▶ _Exercise goal_: Rewrite every entry below, changing each "material-swatch" to "legend-swatch" and leaving all other text unchanged. Omit the pictures from your answer.
### Supplied information ###
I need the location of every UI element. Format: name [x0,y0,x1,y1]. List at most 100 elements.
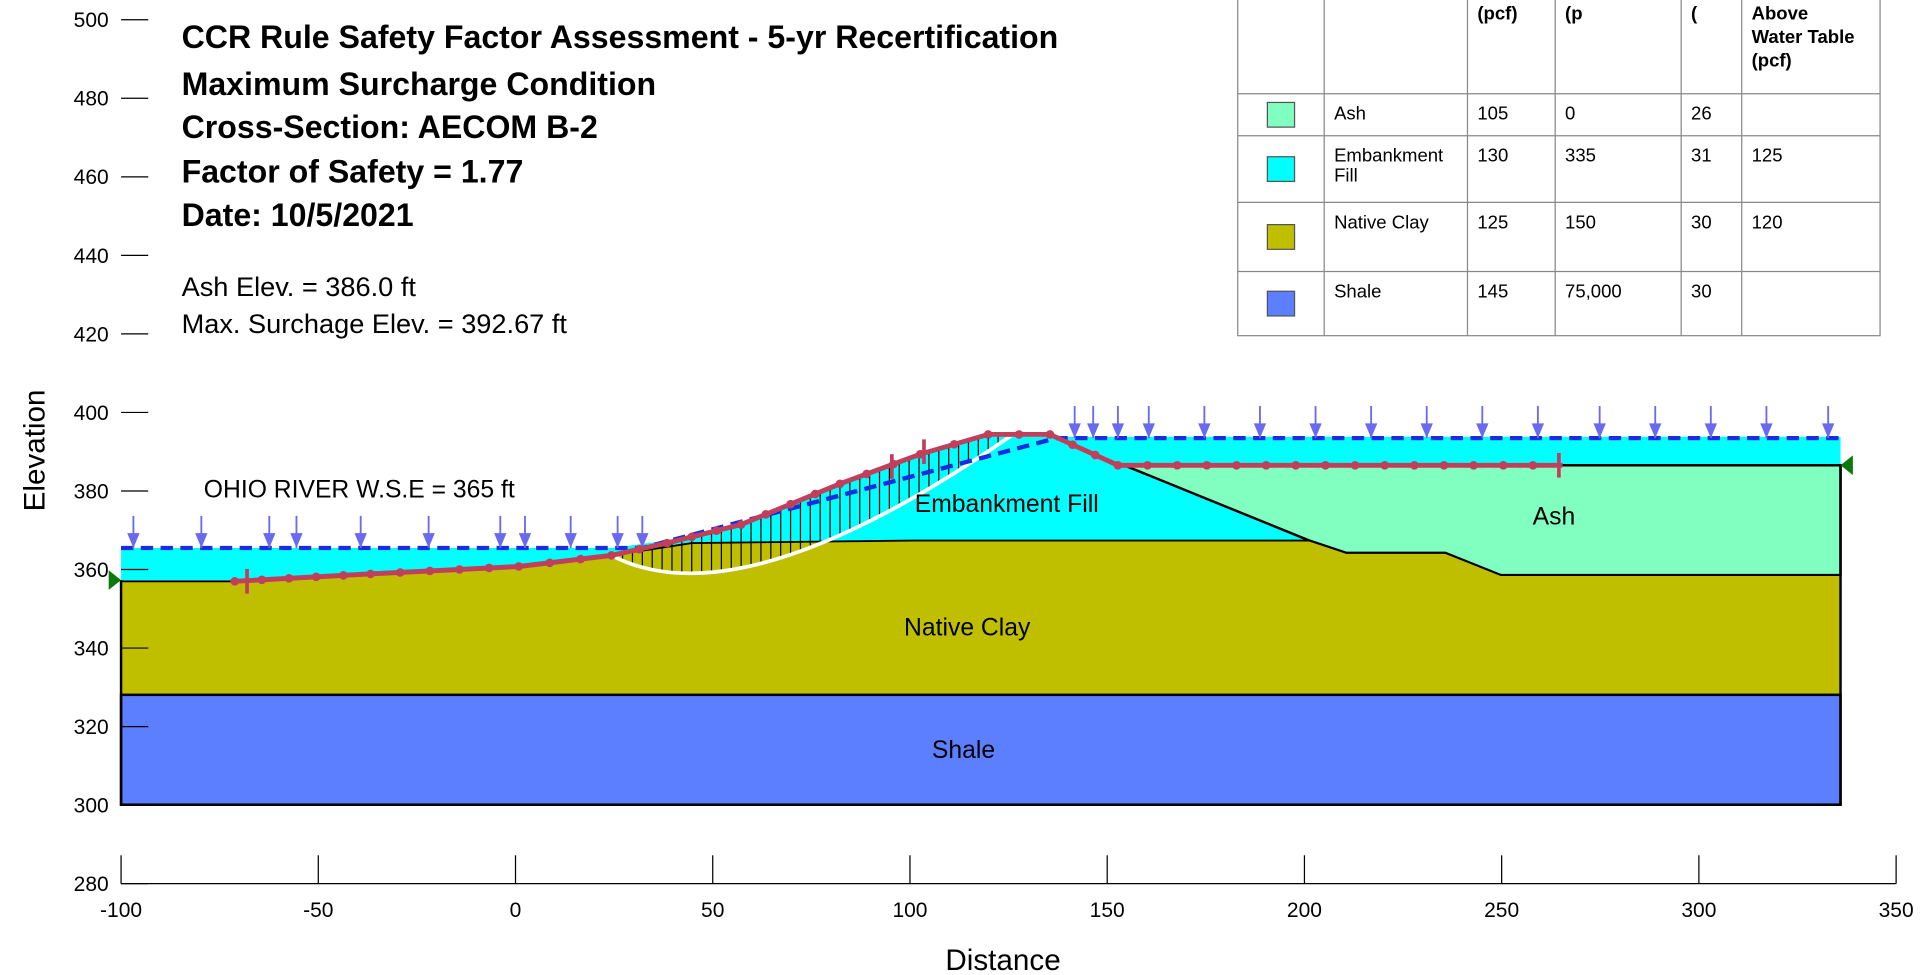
surface-point [1291,460,1301,470]
table-cell: 105 [1477,103,1508,124]
surface-point [712,526,721,536]
title-line: Maximum Surcharge Condition [182,66,657,102]
material-swatch [1266,101,1296,128]
title-line: Cross-Section: AECOM B-2 [182,109,598,145]
arrow-head [611,533,624,548]
table-cell: Ash [1334,103,1366,124]
surface-point [425,566,435,576]
right-marker [1840,455,1853,476]
water-table [121,435,1841,551]
arrow-head [1364,423,1378,439]
surface-point [230,576,240,586]
arrow-head [1111,423,1125,439]
surface-point [366,569,375,579]
y-tick-label: 420 [74,323,109,346]
table-cell: Native Clay [1334,211,1429,232]
surface-point [687,532,697,542]
surface-point [835,479,845,489]
y-tick-label: 480 [74,88,109,111]
arrow-head [1704,423,1718,439]
arrow-head [1068,423,1081,439]
surface-point [1498,460,1508,470]
arrow-head [1142,423,1155,439]
slip-surface [610,432,1014,576]
surface-point [1172,460,1182,470]
table-cell: 75,000 [1565,280,1622,301]
note: Max. Surchage Elev. = 392.67 ft [182,308,568,339]
y-tick-label: 300 [74,795,109,818]
arrow-head [1593,423,1606,439]
surface-point [484,563,494,573]
surface-point [736,520,746,529]
arrow-head [1760,423,1773,439]
table-cell: 26 [1691,103,1712,124]
surface-point [1410,460,1419,470]
surface-point [1261,460,1271,470]
water-arrows [127,406,1835,548]
axes: -100 -50 0 50 100 150 200 250 300 350280300320340… [74,9,1914,922]
x-tick-label: 0 [510,899,522,922]
table-header: (pcf) [1477,3,1517,24]
title-line: CCR Rule Safety Factor Assessment - 5-yr… [182,19,1059,55]
surface-point [983,430,993,439]
x-tick-label: -50 [303,899,333,922]
table-header: (p [1565,3,1582,24]
x-tick-label: 300 [1681,899,1716,922]
x-tick-label: 50 [701,899,724,922]
cross-section [108,406,1853,806]
material-swatch [1266,156,1296,183]
layer-label: Native Clay [904,615,1031,642]
y-axis-title: Elevation [18,390,51,512]
surface-point [1528,460,1538,470]
x-axis-title: Distance [945,944,1060,975]
arrow-head [1531,423,1545,439]
material-swatch [1266,224,1296,250]
arrow-head [1476,423,1489,439]
y-tick-label: 360 [74,559,109,582]
surface-point [311,572,321,582]
surface-point [662,538,672,548]
surface-point [514,562,524,571]
table-cell: 335 [1565,145,1596,166]
left-marker [108,570,122,590]
table-cell: 30 [1691,211,1712,232]
arrow-head [263,533,276,548]
arrow-head [1198,423,1211,439]
x-tick-label: 100 [892,899,927,922]
table-cell: 150 [1565,211,1596,232]
surface-point [607,551,616,560]
arrow-head [422,533,435,548]
table-cell: 125 [1477,211,1508,232]
table-cell: Shale [1334,280,1381,301]
material-table: (pcf) (p (Above Water Table (pcf) Ash 105 0 26 Em… [1237,0,1881,337]
table-header: ( [1691,3,1698,24]
surface-point [1113,460,1123,470]
arrow-head [1087,423,1100,439]
table-cell: 30 [1691,280,1712,301]
y-tick-label: 320 [74,716,109,739]
surface-point [339,571,348,580]
arrow-head [564,533,577,548]
y-tick-label: 400 [74,402,109,425]
y-tick-label: 380 [74,480,109,503]
arrow-head [354,533,367,548]
arrow-head [1420,423,1433,439]
layer-label: Shale [932,737,995,764]
surface-point [1232,460,1241,470]
y-tick-label: 440 [74,245,109,268]
table-cell: 0 [1565,103,1575,124]
y-tick-label: 280 [74,873,109,896]
surface-point [1321,460,1330,470]
arrow-head [127,533,140,548]
y-tick-label: 460 [74,166,109,189]
layer-label: Ash [1533,504,1576,531]
title-line: Date: 10/5/2021 [182,197,414,233]
river-label: OHIO RIVER W.S.E = 365 ft [204,476,515,503]
section-outline [119,465,1842,806]
layer-label: Embankment Fill [915,491,1099,518]
surface-point [1045,430,1055,439]
surface-point [1014,430,1024,439]
surface-point [1068,440,1077,450]
surface-point [949,439,959,449]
###
▶ _Written answer_:
I need the location of every UI element. Format: name [x0,y0,x1,y1]. List at most 100 elements.
surface-point [1291,460,1301,470]
table-cell: 105 [1477,103,1508,124]
surface-point [712,526,721,536]
title-line: Maximum Surcharge Condition [182,66,657,102]
legend-swatch [1266,101,1296,128]
title-line: Cross-Section: AECOM B-2 [182,109,598,145]
arrow-head [611,533,624,548]
table-cell: Ash [1334,103,1366,124]
surface-point [425,566,435,576]
right-marker [1840,455,1853,476]
water-table [121,435,1841,551]
arrow-head [1364,423,1378,439]
surface-point [230,576,240,586]
arrow-head [1111,423,1125,439]
surface-point [366,569,375,579]
y-tick-label: 420 [74,323,109,346]
table-cell: Native Clay [1334,211,1429,232]
surface-point [687,532,697,542]
surface-point [835,479,845,489]
y-tick-label: 480 [74,88,109,111]
arrow-head [1704,423,1718,439]
arrow-head [1068,423,1081,439]
surface-point [1498,460,1508,470]
arrow-head [1142,423,1155,439]
slip-surface [610,432,1014,576]
surface-point [1172,460,1182,470]
table-cell: 75,000 [1565,280,1622,301]
note: Max. Surchage Elev. = 392.67 ft [182,308,568,339]
y-tick-label: 300 [74,795,109,818]
arrow-head [1593,423,1606,439]
surface-point [484,563,494,573]
surface-point [736,520,746,529]
arrow-head [1760,423,1773,439]
table-cell: 26 [1691,103,1712,124]
surface-point [1410,460,1419,470]
surface-point [1261,460,1271,470]
water-arrows [127,406,1835,548]
axes: -100 -50 0 50 100 150 200 250 300 350280300320340… [74,9,1914,922]
x-tick-label: 0 [510,899,522,922]
table-header: (pcf) [1477,3,1517,24]
title-line: CCR Rule Safety Factor Assessment - 5-yr… [182,19,1059,55]
surface-point [983,430,993,439]
x-tick-label: -50 [303,899,333,922]
table-header: (p [1565,3,1582,24]
x-tick-label: 300 [1681,899,1716,922]
x-tick-label: 50 [701,899,724,922]
cross-section [108,406,1853,806]
legend-swatch [1266,156,1296,183]
layer-label: Native Clay [904,615,1031,642]
y-axis-title: Elevation [18,390,51,512]
surface-point [1528,460,1538,470]
x-axis-title: Distance [945,944,1060,975]
arrow-head [1531,423,1545,439]
legend-swatch [1266,224,1296,250]
arrow-head [1476,423,1489,439]
y-tick-label: 360 [74,559,109,582]
surface-point [311,572,321,582]
surface-point [662,538,672,548]
surface-point [514,562,524,571]
table-cell: 335 [1565,145,1596,166]
left-marker [108,570,122,590]
table-cell: 30 [1691,211,1712,232]
arrow-head [263,533,276,548]
arrow-head [1198,423,1211,439]
x-tick-label: 100 [892,899,927,922]
table-cell: 150 [1565,211,1596,232]
surface-point [607,551,616,560]
arrow-head [422,533,435,548]
table-cell: 125 [1477,211,1508,232]
table-cell: Shale [1334,280,1381,301]
material-table: (pcf) (p (Above Water Table (pcf) Ash 105 0 26 Em… [1237,0,1881,337]
table-header: ( [1691,3,1698,24]
surface-point [1113,460,1123,470]
arrow-head [1087,423,1100,439]
table-cell: 30 [1691,280,1712,301]
y-tick-label: 320 [74,716,109,739]
surface-point [339,571,348,580]
arrow-head [564,533,577,548]
y-tick-label: 400 [74,402,109,425]
y-tick-label: 380 [74,480,109,503]
arrow-head [354,533,367,548]
arrow-head [1420,423,1433,439]
layer-label: Shale [932,737,995,764]
surface-point [1232,460,1241,470]
y-tick-label: 440 [74,245,109,268]
table-cell: 0 [1565,103,1575,124]
y-tick-label: 280 [74,873,109,896]
surface-point [1321,460,1330,470]
arrow-head [127,533,140,548]
y-tick-label: 460 [74,166,109,189]
layer-label: Ash [1533,504,1576,531]
title-line: Date: 10/5/2021 [182,197,414,233]
river-label: OHIO RIVER W.S.E = 365 ft [204,476,515,503]
section-outline [119,465,1842,806]
layer-label: Embankment Fill [915,491,1099,518]
surface-point [1045,430,1055,439]
surface-point [1014,430,1024,439]
surface-point [1068,440,1077,450]
surface-point [949,439,959,449]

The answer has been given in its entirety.